▶ **STATED EXERCISE**:
Examine the material below. Gather every line in which the string "curves" appears.

▶ **DATA FOR THIS TASK**:
* Begin *

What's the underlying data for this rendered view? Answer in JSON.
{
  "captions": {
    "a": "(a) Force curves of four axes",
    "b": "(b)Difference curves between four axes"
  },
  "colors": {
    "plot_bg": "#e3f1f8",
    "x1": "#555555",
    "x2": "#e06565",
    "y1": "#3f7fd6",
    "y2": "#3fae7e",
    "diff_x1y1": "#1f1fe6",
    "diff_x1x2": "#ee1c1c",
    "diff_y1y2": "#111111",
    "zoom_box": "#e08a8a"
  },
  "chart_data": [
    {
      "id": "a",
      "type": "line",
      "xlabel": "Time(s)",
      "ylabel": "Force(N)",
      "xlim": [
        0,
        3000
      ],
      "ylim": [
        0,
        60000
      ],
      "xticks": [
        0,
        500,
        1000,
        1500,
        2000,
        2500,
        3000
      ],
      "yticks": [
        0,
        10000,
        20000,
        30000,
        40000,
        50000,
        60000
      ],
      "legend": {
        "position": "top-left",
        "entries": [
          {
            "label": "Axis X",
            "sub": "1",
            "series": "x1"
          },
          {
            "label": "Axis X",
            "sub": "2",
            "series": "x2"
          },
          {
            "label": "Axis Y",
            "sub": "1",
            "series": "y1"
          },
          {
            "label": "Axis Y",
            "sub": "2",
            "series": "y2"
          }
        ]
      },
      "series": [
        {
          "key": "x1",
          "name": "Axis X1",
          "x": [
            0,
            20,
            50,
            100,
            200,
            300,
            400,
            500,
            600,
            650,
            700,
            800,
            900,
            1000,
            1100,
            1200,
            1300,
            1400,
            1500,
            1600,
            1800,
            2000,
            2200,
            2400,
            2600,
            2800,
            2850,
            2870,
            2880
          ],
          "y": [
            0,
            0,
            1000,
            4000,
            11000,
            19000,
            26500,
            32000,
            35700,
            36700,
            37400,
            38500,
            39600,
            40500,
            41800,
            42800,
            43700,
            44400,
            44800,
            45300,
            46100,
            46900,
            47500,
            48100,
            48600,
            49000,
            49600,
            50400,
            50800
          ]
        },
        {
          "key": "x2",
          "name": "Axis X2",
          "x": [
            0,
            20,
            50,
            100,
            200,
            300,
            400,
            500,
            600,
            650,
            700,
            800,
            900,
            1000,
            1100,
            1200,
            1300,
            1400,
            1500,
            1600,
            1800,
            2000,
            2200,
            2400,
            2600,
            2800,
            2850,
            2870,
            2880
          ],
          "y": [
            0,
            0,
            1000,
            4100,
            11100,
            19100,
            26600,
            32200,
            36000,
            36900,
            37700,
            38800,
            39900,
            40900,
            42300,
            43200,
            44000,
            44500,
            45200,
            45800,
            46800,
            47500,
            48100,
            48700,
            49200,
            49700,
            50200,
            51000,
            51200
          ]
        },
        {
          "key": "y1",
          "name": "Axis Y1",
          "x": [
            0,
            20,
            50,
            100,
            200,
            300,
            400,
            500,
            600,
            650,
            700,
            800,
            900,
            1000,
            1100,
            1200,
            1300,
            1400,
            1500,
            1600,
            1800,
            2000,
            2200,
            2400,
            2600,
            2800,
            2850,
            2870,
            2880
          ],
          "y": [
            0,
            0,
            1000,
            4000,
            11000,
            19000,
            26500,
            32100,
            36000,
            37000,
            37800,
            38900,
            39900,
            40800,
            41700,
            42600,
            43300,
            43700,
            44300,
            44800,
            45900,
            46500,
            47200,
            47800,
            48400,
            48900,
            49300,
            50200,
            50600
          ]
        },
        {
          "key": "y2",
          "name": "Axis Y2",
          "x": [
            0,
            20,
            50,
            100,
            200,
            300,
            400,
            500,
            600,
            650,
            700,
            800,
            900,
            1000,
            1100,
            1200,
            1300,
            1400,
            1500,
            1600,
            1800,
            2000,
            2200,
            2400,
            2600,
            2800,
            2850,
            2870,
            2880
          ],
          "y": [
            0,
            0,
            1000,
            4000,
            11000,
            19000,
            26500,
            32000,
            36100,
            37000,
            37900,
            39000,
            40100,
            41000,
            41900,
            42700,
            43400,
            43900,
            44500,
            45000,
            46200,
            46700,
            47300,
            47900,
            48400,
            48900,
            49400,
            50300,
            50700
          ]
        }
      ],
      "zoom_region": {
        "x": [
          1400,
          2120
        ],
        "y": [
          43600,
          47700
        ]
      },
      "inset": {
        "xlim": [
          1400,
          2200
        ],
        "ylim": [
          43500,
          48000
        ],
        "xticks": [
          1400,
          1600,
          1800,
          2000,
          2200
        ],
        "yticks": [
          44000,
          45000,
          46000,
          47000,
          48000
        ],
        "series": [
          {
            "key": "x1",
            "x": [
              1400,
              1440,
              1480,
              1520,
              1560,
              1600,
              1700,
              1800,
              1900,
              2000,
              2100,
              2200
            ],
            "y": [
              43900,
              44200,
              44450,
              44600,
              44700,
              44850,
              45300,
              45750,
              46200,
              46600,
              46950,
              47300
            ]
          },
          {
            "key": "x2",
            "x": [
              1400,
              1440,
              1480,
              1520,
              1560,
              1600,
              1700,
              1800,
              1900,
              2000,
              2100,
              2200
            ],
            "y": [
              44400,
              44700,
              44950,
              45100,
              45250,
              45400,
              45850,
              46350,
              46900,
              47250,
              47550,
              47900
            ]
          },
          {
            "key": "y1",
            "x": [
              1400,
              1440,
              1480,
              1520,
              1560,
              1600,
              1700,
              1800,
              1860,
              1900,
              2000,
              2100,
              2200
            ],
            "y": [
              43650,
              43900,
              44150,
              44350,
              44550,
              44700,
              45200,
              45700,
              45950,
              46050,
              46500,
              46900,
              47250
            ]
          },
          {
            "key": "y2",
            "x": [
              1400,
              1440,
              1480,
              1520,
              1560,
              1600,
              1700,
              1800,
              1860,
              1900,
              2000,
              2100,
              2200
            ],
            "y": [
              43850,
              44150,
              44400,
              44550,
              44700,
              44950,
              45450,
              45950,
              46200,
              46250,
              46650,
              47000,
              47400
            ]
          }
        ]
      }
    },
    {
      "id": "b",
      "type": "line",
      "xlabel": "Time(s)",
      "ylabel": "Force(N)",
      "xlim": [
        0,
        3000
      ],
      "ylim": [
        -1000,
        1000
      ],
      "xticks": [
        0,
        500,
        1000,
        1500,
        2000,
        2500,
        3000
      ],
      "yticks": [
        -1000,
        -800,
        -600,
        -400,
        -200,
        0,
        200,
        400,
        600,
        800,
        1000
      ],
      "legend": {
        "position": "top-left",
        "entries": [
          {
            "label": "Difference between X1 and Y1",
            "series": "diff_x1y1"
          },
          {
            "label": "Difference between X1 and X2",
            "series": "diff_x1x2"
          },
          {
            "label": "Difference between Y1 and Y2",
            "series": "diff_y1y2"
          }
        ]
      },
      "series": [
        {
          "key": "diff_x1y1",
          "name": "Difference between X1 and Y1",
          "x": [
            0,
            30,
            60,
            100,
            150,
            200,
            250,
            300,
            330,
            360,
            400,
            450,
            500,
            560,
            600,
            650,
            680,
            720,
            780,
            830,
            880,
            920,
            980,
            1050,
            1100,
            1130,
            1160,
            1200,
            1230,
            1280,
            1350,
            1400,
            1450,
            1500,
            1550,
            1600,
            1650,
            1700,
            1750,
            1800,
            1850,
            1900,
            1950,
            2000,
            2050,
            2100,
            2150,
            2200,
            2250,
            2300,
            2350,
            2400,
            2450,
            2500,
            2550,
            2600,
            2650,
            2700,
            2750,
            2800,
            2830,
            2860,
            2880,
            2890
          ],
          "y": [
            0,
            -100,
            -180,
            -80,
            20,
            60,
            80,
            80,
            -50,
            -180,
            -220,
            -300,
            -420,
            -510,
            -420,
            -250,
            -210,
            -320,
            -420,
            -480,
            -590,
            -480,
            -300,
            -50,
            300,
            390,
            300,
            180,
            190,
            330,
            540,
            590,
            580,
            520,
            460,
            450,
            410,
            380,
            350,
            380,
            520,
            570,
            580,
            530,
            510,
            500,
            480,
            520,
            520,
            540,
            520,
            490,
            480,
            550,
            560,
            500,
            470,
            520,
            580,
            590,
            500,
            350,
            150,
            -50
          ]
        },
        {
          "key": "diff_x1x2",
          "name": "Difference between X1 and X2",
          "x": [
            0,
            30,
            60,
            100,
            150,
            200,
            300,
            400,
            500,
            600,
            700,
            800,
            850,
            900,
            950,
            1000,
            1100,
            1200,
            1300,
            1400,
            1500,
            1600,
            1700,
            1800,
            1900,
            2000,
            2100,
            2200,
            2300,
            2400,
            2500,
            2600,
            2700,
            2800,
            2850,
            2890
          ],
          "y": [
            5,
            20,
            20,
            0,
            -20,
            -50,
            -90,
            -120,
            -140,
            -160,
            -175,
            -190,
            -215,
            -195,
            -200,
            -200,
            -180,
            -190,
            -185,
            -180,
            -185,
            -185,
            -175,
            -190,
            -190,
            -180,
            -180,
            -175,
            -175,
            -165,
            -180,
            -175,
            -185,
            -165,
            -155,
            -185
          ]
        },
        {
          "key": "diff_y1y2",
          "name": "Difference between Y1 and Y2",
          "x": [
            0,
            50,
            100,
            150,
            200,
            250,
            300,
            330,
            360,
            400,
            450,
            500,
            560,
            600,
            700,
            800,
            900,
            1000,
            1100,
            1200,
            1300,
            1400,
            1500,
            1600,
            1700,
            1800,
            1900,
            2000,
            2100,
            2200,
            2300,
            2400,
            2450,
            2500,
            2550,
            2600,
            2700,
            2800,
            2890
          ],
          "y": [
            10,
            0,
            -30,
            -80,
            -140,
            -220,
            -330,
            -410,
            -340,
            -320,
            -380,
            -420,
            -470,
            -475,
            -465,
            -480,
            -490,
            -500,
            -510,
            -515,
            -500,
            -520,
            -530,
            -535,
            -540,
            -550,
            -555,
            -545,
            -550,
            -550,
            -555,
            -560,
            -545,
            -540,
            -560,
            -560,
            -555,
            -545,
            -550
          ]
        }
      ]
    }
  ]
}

* End *

▶ **RESPONSE TO THE TASK**:
    "a": "(a) Force curves of four axes",
    "b": "(b)Difference curves between four axes"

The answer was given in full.